- [THE TASK]: Format as a numbered list, with blank lines omitted, the items starting with the line that contains "Localize all elements." and going on through the line that contains "paragraph: Item priuatę".

- [DATA RECORDS]:
=======

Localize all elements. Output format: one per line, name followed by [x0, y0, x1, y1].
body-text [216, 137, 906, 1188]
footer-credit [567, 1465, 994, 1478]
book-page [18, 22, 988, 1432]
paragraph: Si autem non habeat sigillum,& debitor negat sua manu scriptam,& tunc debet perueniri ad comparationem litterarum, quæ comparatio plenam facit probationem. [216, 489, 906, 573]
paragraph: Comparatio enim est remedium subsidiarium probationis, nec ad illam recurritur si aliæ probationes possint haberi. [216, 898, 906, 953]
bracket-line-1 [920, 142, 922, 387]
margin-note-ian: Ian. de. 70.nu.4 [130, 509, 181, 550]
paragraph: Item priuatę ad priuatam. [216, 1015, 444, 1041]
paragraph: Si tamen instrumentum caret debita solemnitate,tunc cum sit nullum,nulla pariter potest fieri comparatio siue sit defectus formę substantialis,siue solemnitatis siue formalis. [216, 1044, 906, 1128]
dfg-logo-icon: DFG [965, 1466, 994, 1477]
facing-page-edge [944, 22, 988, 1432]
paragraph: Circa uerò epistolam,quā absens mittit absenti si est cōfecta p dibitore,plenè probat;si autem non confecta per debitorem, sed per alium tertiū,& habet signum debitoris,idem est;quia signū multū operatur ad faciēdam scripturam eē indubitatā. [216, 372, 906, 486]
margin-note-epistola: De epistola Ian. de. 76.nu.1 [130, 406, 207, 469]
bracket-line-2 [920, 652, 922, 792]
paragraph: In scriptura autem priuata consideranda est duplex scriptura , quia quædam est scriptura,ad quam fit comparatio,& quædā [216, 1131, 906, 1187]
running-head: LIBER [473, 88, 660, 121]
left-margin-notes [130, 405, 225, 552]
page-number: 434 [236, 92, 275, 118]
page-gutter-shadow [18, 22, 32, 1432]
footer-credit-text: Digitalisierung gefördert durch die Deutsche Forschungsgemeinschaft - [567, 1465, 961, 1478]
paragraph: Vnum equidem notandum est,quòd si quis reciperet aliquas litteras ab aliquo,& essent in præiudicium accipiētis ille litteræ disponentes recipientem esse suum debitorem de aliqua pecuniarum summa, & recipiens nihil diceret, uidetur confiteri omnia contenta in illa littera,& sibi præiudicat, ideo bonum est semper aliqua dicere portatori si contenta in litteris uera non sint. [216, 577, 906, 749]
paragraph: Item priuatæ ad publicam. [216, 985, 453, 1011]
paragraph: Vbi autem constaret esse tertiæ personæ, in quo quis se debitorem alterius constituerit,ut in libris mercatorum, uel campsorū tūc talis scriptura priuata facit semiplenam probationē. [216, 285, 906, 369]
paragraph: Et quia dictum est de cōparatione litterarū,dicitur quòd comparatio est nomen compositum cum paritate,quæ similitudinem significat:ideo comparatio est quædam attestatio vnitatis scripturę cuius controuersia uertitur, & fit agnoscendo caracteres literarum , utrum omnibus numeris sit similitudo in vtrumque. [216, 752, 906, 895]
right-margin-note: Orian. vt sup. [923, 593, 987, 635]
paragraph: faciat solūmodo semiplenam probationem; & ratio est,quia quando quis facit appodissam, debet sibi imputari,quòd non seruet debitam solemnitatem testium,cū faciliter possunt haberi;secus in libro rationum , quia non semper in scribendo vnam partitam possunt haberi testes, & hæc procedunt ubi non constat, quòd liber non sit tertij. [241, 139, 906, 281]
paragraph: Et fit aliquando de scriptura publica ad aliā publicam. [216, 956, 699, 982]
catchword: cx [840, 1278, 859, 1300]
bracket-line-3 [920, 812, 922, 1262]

=======

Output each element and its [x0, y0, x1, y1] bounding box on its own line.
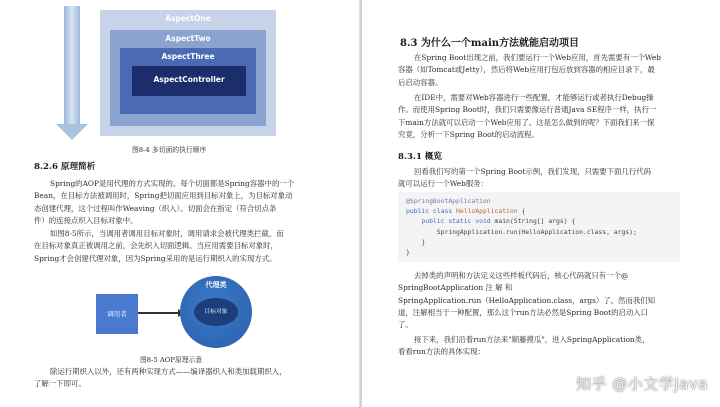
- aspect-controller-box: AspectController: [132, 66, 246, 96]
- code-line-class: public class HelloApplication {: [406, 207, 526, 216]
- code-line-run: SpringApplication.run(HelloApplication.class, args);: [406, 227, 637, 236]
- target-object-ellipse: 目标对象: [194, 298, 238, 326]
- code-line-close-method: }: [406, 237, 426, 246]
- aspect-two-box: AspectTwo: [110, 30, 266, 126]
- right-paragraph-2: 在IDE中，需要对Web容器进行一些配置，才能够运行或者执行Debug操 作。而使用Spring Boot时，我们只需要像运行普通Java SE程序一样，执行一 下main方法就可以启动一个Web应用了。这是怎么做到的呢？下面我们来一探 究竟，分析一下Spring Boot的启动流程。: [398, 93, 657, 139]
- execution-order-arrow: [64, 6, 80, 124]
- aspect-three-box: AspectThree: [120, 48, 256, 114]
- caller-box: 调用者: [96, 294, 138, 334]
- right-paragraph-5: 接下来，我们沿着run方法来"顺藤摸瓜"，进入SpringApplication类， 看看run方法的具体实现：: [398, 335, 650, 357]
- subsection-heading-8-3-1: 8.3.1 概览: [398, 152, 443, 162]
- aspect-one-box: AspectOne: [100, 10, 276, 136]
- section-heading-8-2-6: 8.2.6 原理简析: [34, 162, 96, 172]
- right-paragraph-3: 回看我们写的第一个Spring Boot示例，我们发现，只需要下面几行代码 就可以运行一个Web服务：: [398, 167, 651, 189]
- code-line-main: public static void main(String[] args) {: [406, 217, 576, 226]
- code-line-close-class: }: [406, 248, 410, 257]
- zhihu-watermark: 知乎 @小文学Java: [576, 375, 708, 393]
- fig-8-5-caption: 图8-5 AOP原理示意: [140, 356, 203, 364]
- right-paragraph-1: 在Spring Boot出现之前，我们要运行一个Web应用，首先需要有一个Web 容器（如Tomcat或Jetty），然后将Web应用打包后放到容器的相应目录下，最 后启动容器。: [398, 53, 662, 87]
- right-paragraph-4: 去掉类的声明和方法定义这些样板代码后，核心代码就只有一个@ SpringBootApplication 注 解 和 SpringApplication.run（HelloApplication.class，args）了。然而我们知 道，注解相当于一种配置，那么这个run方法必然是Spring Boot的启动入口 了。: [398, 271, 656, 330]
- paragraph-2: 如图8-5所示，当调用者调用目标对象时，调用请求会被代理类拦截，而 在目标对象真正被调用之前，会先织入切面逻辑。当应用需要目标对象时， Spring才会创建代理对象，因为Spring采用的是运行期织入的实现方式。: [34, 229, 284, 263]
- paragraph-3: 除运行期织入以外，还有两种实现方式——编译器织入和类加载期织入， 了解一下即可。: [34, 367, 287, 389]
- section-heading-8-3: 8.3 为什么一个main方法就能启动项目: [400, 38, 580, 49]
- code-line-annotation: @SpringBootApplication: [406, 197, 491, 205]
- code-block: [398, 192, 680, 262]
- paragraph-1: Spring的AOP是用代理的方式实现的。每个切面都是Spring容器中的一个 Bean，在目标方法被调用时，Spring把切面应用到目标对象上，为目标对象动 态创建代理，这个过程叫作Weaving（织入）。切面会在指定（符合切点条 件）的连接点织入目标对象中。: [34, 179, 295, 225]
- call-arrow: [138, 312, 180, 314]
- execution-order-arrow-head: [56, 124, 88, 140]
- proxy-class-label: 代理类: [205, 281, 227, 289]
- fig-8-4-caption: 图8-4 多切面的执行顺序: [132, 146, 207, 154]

=======

- [RIGHT ANSWER]:
1. Localize all elements. Output format: one per line, name followed by [x0, y0, x1, y1].
2. body-text [216, 137, 906, 1188]
3. footer-credit [567, 1465, 994, 1478]
4. book-page [18, 22, 988, 1432]
5. paragraph: Si autem non habeat sigillum,& debitor negat sua manu scriptam,& tunc debet perueniri ad comparationem litterarum, quæ comparatio plenam facit probationem. [216, 489, 906, 573]
6. paragraph: Comparatio enim est remedium subsidiarium probationis, nec ad illam recurritur si aliæ probationes possint haberi. [216, 898, 906, 953]
7. bracket-line-1 [920, 142, 922, 387]
8. margin-note-ian: Ian. de. 70.nu.4 [130, 509, 181, 550]
9. paragraph: Item priuatę ad priuatam. [216, 1015, 444, 1041]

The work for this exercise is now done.